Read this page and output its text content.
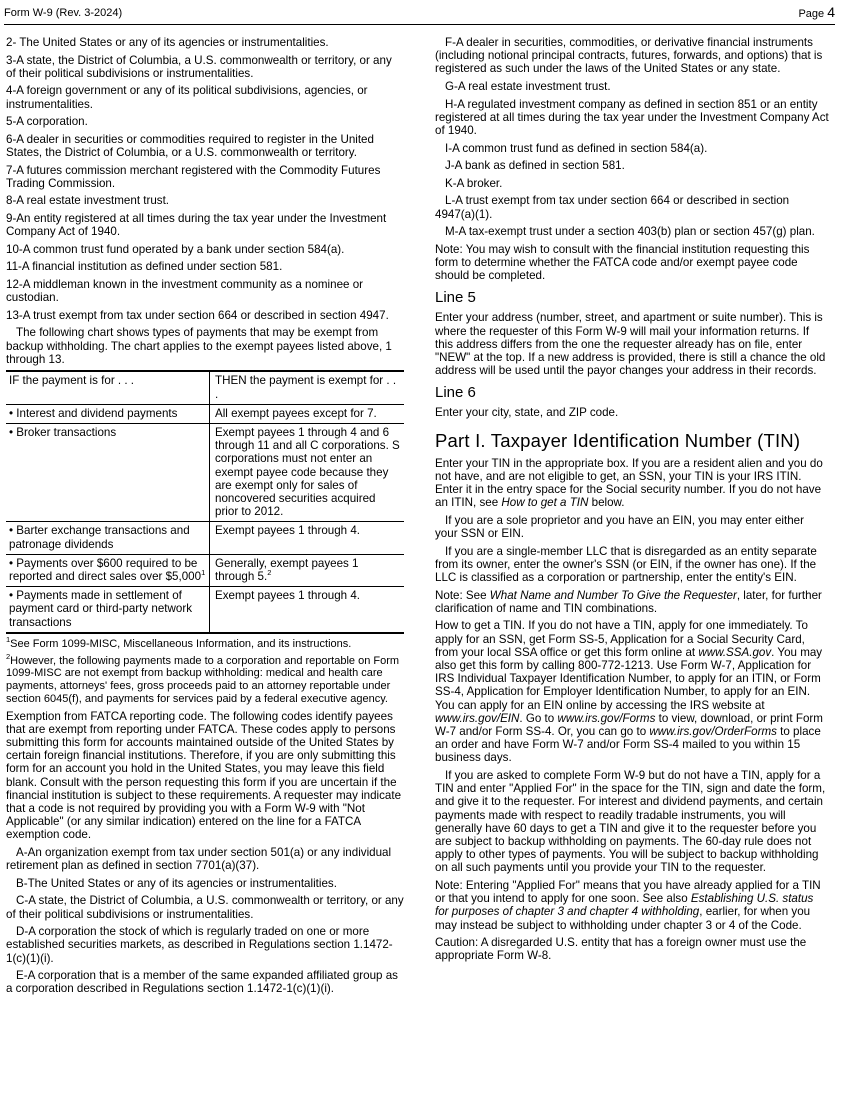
Form W-9 (Rev. 3-2024)	Page 4

2- The United States or any of its agencies or instrumentalities.

3-A state, the District of Columbia, a U.S. commonwealth or territory, or any of their political subdivisions or instrumentalities.

4-A foreign government or any of its political subdivisions, agencies, or instrumentalities.

5-A corporation.

6-A dealer in securities or commodities required to register in the United States, the District of Columbia, or a U.S. commonwealth or territory.

7-A futures commission merchant registered with the Commodity Futures Trading Commission.

8-A real estate investment trust.

9-An entity registered at all times during the tax year under the Investment Company Act of 1940.

10-A common trust fund operated by a bank under section 584(a).

11-A financial institution as defined under section 581.

12-A middleman known in the investment community as a nominee or custodian.

13-A trust exempt from tax under section 664 or described in section 4947.

The following chart shows types of payments that may be exempt from backup withholding. The chart applies to the exempt payees listed above, 1 through 13.

IF the payment is for . . .	THEN the payment is exempt for . . .
• Interest and dividend payments	All exempt payees except for 7.
• Broker transactions	Exempt payees 1 through 4 and 6 through 11 and all C corporations. S corporations must not enter an exempt payee code because they are exempt only for sales of noncovered securities acquired prior to 2012.
• Barter exchange transactions and patronage dividends	Exempt payees 1 through 4.
• Payments over $600 required to be reported and direct sales over $5,000$^1$	Generally, exempt payees 1 through 5.$^2$
• Payments made in settlement of payment card or third-party network transactions	Exempt payees 1 through 4.

$^1$See Form 1099-MISC, Miscellaneous Information, and its instructions.

$^2$However, the following payments made to a corporation and reportable on Form 1099-MISC are not exempt from backup withholding: medical and health care payments, attorneys' fees, gross proceeds paid to an attorney reportable under section 6045(f), and payments for services paid by a federal executive agency.

Exemption from FATCA reporting code. The following codes identify payees that are exempt from reporting under FATCA. These codes apply to persons submitting this form for accounts maintained outside of the United States by certain foreign financial institutions. Therefore, if you are only submitting this form for an account you hold in the United States, you may leave this field blank. Consult with the person requesting this form if you are uncertain if the financial institution is subject to these requirements. A requester may indicate that a code is not required by providing you with a Form W-9 with "Not Applicable" (or any similar indication) entered on the line for a FATCA exemption code.

A-An organization exempt from tax under section 501(a) or any individual retirement plan as defined in section 7701(a)(37).

B-The United States or any of its agencies or instrumentalities.

C-A state, the District of Columbia, a U.S. commonwealth or territory, or any of their political subdivisions or instrumentalities.

D-A corporation the stock of which is regularly traded on one or more established securities markets, as described in Regulations section 1.1472-1(c)(1)(i).

E-A corporation that is a member of the same expanded affiliated group as a corporation described in Regulations section 1.1472-1(c)(1)(i).

F-A dealer in securities, commodities, or derivative financial instruments (including notional principal contracts, futures, forwards, and options) that is registered as such under the laws of the United States or any state.

G-A real estate investment trust.

H-A regulated investment company as defined in section 851 or an entity registered at all times during the tax year under the Investment Company Act of 1940.

I-A common trust fund as defined in section 584(a).

J-A bank as defined in section 581.

K-A broker.

L-A trust exempt from tax under section 664 or described in section 4947(a)(1).

M-A tax-exempt trust under a section 403(b) plan or section 457(g) plan.

Note: You may wish to consult with the financial institution requesting this form to determine whether the FATCA code and/or exempt payee code should be completed.

Line 5

Enter your address (number, street, and apartment or suite number). This is where the requester of this Form W-9 will mail your information returns. If this address differs from the one the requester already has on file, enter "NEW" at the top. If a new address is provided, there is still a chance the old address will be used until the payor changes your address in their records.

Line 6

Enter your city, state, and ZIP code.

Part I. Taxpayer Identification Number (TIN)

Enter your TIN in the appropriate box. If you are a resident alien and you do not have, and are not eligible to get, an SSN, your TIN is your IRS ITIN. Enter it in the entry space for the Social security number. If you do not have an ITIN, see How to get a TIN below.

If you are a sole proprietor and you have an EIN, you may enter either your SSN or EIN.

If you are a single-member LLC that is disregarded as an entity separate from its owner, enter the owner's SSN (or EIN, if the owner has one). If the LLC is classified as a corporation or partnership, enter the entity's EIN.

Note: See What Name and Number To Give the Requester, later, for further clarification of name and TIN combinations.

How to get a TIN. If you do not have a TIN, apply for one immediately. To apply for an SSN, get Form SS-5, Application for a Social Security Card, from your local SSA office or get this form online at www.SSA.gov. You may also get this form by calling 800-772-1213. Use Form W-7, Application for IRS Individual Taxpayer Identification Number, to apply for an ITIN, or Form SS-4, Application for Employer Identification Number, to apply for an EIN. You can apply for an EIN online by accessing the IRS website at www.irs.gov/EIN. Go to www.irs.gov/Forms to view, download, or print Form W-7 and/or Form SS-4. Or, you can go to www.irs.gov/OrderForms to place an order and have Form W-7 and/or Form SS-4 mailed to you within 15 business days.

If you are asked to complete Form W-9 but do not have a TIN, apply for a TIN and enter "Applied For" in the space for the TIN, sign and date the form, and give it to the requester. For interest and dividend payments, and certain payments made with respect to readily tradable instruments, you will generally have 60 days to get a TIN and give it to the requester before you are subject to backup withholding on payments. The 60-day rule does not apply to other types of payments. You will be subject to backup withholding on all such payments until you provide your TIN to the requester.

Note: Entering "Applied For" means that you have already applied for a TIN or that you intend to apply for one soon. See also Establishing U.S. status for purposes of chapter 3 and chapter 4 withholding, earlier, for when you may instead be subject to withholding under chapter 3 or 4 of the Code.

Caution: A disregarded U.S. entity that has a foreign owner must use the appropriate Form W-8.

◆ EXERCISE INSTRUCTIONS
Could you repeat all of the material exactly? Pictures should not be copied.

◆ RIGHT ANSWER
Read this page and output its text content.
Form W-9 (Rev. 3-2024)	Page 4

2- The United States or any of its agencies or instrumentalities.

3-A state, the District of Columbia, a U.S. commonwealth or territory, or any of their political subdivisions or instrumentalities.

4-A foreign government or any of its political subdivisions, agencies, or instrumentalities.

5-A corporation.

6-A dealer in securities or commodities required to register in the United States, the District of Columbia, or a U.S. commonwealth or territory.

7-A futures commission merchant registered with the Commodity Futures Trading Commission.

8-A real estate investment trust.

9-An entity registered at all times during the tax year under the Investment Company Act of 1940.

10-A common trust fund operated by a bank under section 584(a).

11-A financial institution as defined under section 581.

12-A middleman known in the investment community as a nominee or custodian.

13-A trust exempt from tax under section 664 or described in section 4947.

The following chart shows types of payments that may be exempt from backup withholding. The chart applies to the exempt payees listed above, 1 through 13.

IF the payment is for . . .	THEN the payment is exempt for . . .
• Interest and dividend payments	All exempt payees except for 7.
• Broker transactions	Exempt payees 1 through 4 and 6 through 11 and all C corporations. S corporations must not enter an exempt payee code because they are exempt only for sales of noncovered securities acquired prior to 2012.
• Barter exchange transactions and patronage dividends	Exempt payees 1 through 4.
• Payments over $600 required to be reported and direct sales over $5,000$^1$	Generally, exempt payees 1 through 5.$^2$
• Payments made in settlement of payment card or third-party network transactions	Exempt payees 1 through 4.

$^1$See Form 1099-MISC, Miscellaneous Information, and its instructions.

$^2$However, the following payments made to a corporation and reportable on Form 1099-MISC are not exempt from backup withholding: medical and health care payments, attorneys' fees, gross proceeds paid to an attorney reportable under section 6045(f), and payments for services paid by a federal executive agency.

Exemption from FATCA reporting code. The following codes identify payees that are exempt from reporting under FATCA. These codes apply to persons submitting this form for accounts maintained outside of the United States by certain foreign financial institutions. Therefore, if you are only submitting this form for an account you hold in the United States, you may leave this field blank. Consult with the person requesting this form if you are uncertain if the financial institution is subject to these requirements. A requester may indicate that a code is not required by providing you with a Form W-9 with "Not Applicable" (or any similar indication) entered on the line for a FATCA exemption code.

A-An organization exempt from tax under section 501(a) or any individual retirement plan as defined in section 7701(a)(37).

B-The United States or any of its agencies or instrumentalities.

C-A state, the District of Columbia, a U.S. commonwealth or territory, or any of their political subdivisions or instrumentalities.

D-A corporation the stock of which is regularly traded on one or more established securities markets, as described in Regulations section 1.1472-1(c)(1)(i).

E-A corporation that is a member of the same expanded affiliated group as a corporation described in Regulations section 1.1472-1(c)(1)(i).

F-A dealer in securities, commodities, or derivative financial instruments (including notional principal contracts, futures, forwards, and options) that is registered as such under the laws of the United States or any state.

G-A real estate investment trust.

H-A regulated investment company as defined in section 851 or an entity registered at all times during the tax year under the Investment Company Act of 1940.

I-A common trust fund as defined in section 584(a).

J-A bank as defined in section 581.

K-A broker.

L-A trust exempt from tax under section 664 or described in section 4947(a)(1).

M-A tax-exempt trust under a section 403(b) plan or section 457(g) plan.

Note: You may wish to consult with the financial institution requesting this form to determine whether the FATCA code and/or exempt payee code should be completed.

Line 5

Enter your address (number, street, and apartment or suite number). This is where the requester of this Form W-9 will mail your information returns. If this address differs from the one the requester already has on file, enter "NEW" at the top. If a new address is provided, there is still a chance the old address will be used until the payor changes your address in their records.

Line 6

Enter your city, state, and ZIP code.

Part I. Taxpayer Identification Number (TIN)

Enter your TIN in the appropriate box. If you are a resident alien and you do not have, and are not eligible to get, an SSN, your TIN is your IRS ITIN. Enter it in the entry space for the Social security number. If you do not have an ITIN, see How to get a TIN below.

If you are a sole proprietor and you have an EIN, you may enter either your SSN or EIN.

If you are a single-member LLC that is disregarded as an entity separate from its owner, enter the owner's SSN (or EIN, if the owner has one). If the LLC is classified as a corporation or partnership, enter the entity's EIN.

Note: See What Name and Number To Give the Requester, later, for further clarification of name and TIN combinations.

How to get a TIN. If you do not have a TIN, apply for one immediately. To apply for an SSN, get Form SS-5, Application for a Social Security Card, from your local SSA office or get this form online at www.SSA.gov. You may also get this form by calling 800-772-1213. Use Form W-7, Application for IRS Individual Taxpayer Identification Number, to apply for an ITIN, or Form SS-4, Application for Employer Identification Number, to apply for an EIN. You can apply for an EIN online by accessing the IRS website at www.irs.gov/EIN. Go to www.irs.gov/Forms to view, download, or print Form W-7 and/or Form SS-4. Or, you can go to www.irs.gov/OrderForms to place an order and have Form W-7 and/or Form SS-4 mailed to you within 15 business days.

If you are asked to complete Form W-9 but do not have a TIN, apply for a TIN and enter "Applied For" in the space for the TIN, sign and date the form, and give it to the requester. For interest and dividend payments, and certain payments made with respect to readily tradable instruments, you will generally have 60 days to get a TIN and give it to the requester before you are subject to backup withholding on payments. The 60-day rule does not apply to other types of payments. You will be subject to backup withholding on all such payments until you provide your TIN to the requester.

Note: Entering "Applied For" means that you have already applied for a TIN or that you intend to apply for one soon. See also Establishing U.S. status for purposes of chapter 3 and chapter 4 withholding, earlier, for when you may instead be subject to withholding under chapter 3 or 4 of the Code.

Caution: A disregarded U.S. entity that has a foreign owner must use the appropriate Form W-8.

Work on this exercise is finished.